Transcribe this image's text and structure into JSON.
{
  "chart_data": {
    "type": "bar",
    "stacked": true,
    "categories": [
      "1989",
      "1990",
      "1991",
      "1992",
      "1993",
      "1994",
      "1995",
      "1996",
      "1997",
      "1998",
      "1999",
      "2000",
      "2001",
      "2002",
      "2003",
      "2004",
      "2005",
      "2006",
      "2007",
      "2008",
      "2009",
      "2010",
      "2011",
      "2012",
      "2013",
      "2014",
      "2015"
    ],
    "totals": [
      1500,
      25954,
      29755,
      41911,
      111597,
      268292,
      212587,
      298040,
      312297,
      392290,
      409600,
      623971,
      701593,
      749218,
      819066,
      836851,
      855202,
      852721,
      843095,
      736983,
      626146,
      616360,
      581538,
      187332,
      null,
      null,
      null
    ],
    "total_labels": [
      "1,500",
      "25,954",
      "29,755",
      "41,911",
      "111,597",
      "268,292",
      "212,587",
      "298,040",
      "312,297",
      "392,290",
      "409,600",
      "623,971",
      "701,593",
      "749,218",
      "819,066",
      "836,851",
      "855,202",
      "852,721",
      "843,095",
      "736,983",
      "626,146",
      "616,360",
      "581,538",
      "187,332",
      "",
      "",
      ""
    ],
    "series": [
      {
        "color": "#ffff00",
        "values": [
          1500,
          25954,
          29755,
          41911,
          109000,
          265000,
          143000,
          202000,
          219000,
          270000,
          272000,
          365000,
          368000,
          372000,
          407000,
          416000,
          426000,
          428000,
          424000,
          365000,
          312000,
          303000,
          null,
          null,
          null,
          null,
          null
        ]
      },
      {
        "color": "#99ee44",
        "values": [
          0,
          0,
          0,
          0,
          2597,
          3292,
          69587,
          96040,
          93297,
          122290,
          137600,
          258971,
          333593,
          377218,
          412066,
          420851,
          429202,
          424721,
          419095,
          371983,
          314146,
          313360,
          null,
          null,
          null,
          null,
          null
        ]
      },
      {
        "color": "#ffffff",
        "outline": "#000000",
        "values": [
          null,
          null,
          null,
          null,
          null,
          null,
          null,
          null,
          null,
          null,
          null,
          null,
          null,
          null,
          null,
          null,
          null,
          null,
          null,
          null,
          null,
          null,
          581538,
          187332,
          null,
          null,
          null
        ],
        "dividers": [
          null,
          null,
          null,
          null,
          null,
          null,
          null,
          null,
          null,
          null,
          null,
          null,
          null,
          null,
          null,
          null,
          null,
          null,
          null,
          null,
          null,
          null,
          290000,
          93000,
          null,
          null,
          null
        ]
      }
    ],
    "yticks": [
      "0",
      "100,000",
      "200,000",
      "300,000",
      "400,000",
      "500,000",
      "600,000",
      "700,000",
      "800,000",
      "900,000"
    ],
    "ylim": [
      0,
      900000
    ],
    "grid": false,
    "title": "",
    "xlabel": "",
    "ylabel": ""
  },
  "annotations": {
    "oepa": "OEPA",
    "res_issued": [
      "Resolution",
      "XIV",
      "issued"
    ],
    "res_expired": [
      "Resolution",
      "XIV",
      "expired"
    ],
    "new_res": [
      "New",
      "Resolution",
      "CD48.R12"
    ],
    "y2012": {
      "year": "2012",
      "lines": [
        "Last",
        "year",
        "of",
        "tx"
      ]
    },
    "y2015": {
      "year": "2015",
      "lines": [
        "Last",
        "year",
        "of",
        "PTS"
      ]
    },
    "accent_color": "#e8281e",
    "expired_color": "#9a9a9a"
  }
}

■ PROBLEM TO WORK ON:
Copy out the data shown above without altering anything.

■ RESULT FOR THIS TASK:
Transcribe this image's text and structure into JSON.
{
  "chart_data": {
    "type": "bar",
    "stacked": true,
    "categories": [
      "1989",
      "1990",
      "1991",
      "1992",
      "1993",
      "1994",
      "1995",
      "1996",
      "1997",
      "1998",
      "1999",
      "2000",
      "2001",
      "2002",
      "2003",
      "2004",
      "2005",
      "2006",
      "2007",
      "2008",
      "2009",
      "2010",
      "2011",
      "2012",
      "2013",
      "2014",
      "2015"
    ],
    "totals": [
      1500,
      25954,
      29755,
      41911,
      111597,
      268292,
      212587,
      298040,
      312297,
      392290,
      409600,
      623971,
      701593,
      749218,
      819066,
      836851,
      855202,
      852721,
      843095,
      736983,
      626146,
      616360,
      581538,
      187332,
      null,
      null,
      null
    ],
    "total_labels": [
      "1,500",
      "25,954",
      "29,755",
      "41,911",
      "111,597",
      "268,292",
      "212,587",
      "298,040",
      "312,297",
      "392,290",
      "409,600",
      "623,971",
      "701,593",
      "749,218",
      "819,066",
      "836,851",
      "855,202",
      "852,721",
      "843,095",
      "736,983",
      "626,146",
      "616,360",
      "581,538",
      "187,332",
      "",
      "",
      ""
    ],
    "series": [
      {
        "color": "#ffff00",
        "values": [
          1500,
          25954,
          29755,
          41911,
          109000,
          265000,
          143000,
          202000,
          219000,
          270000,
          272000,
          365000,
          368000,
          372000,
          407000,
          416000,
          426000,
          428000,
          424000,
          365000,
          312000,
          303000,
          null,
          null,
          null,
          null,
          null
        ]
      },
      {
        "color": "#99ee44",
        "values": [
          0,
          0,
          0,
          0,
          2597,
          3292,
          69587,
          96040,
          93297,
          122290,
          137600,
          258971,
          333593,
          377218,
          412066,
          420851,
          429202,
          424721,
          419095,
          371983,
          314146,
          313360,
          null,
          null,
          null,
          null,
          null
        ]
      },
      {
        "color": "#ffffff",
        "outline": "#000000",
        "values": [
          null,
          null,
          null,
          null,
          null,
          null,
          null,
          null,
          null,
          null,
          null,
          null,
          null,
          null,
          null,
          null,
          null,
          null,
          null,
          null,
          null,
          null,
          581538,
          187332,
          null,
          null,
          null
        ],
        "dividers": [
          null,
          null,
          null,
          null,
          null,
          null,
          null,
          null,
          null,
          null,
          null,
          null,
          null,
          null,
          null,
          null,
          null,
          null,
          null,
          null,
          null,
          null,
          290000,
          93000,
          null,
          null,
          null
        ]
      }
    ],
    "yticks": [
      "0",
      "100,000",
      "200,000",
      "300,000",
      "400,000",
      "500,000",
      "600,000",
      "700,000",
      "800,000",
      "900,000"
    ],
    "ylim": [
      0,
      900000
    ],
    "grid": false,
    "title": "",
    "xlabel": "",
    "ylabel": ""
  },
  "annotations": {
    "oepa": "OEPA",
    "res_issued": [
      "Resolution",
      "XIV",
      "issued"
    ],
    "res_expired": [
      "Resolution",
      "XIV",
      "expired"
    ],
    "new_res": [
      "New",
      "Resolution",
      "CD48.R12"
    ],
    "y2012": {
      "year": "2012",
      "lines": [
        "Last",
        "year",
        "of",
        "tx"
      ]
    },
    "y2015": {
      "year": "2015",
      "lines": [
        "Last",
        "year",
        "of",
        "PTS"
      ]
    },
    "accent_color": "#e8281e",
    "expired_color": "#9a9a9a"
  }
}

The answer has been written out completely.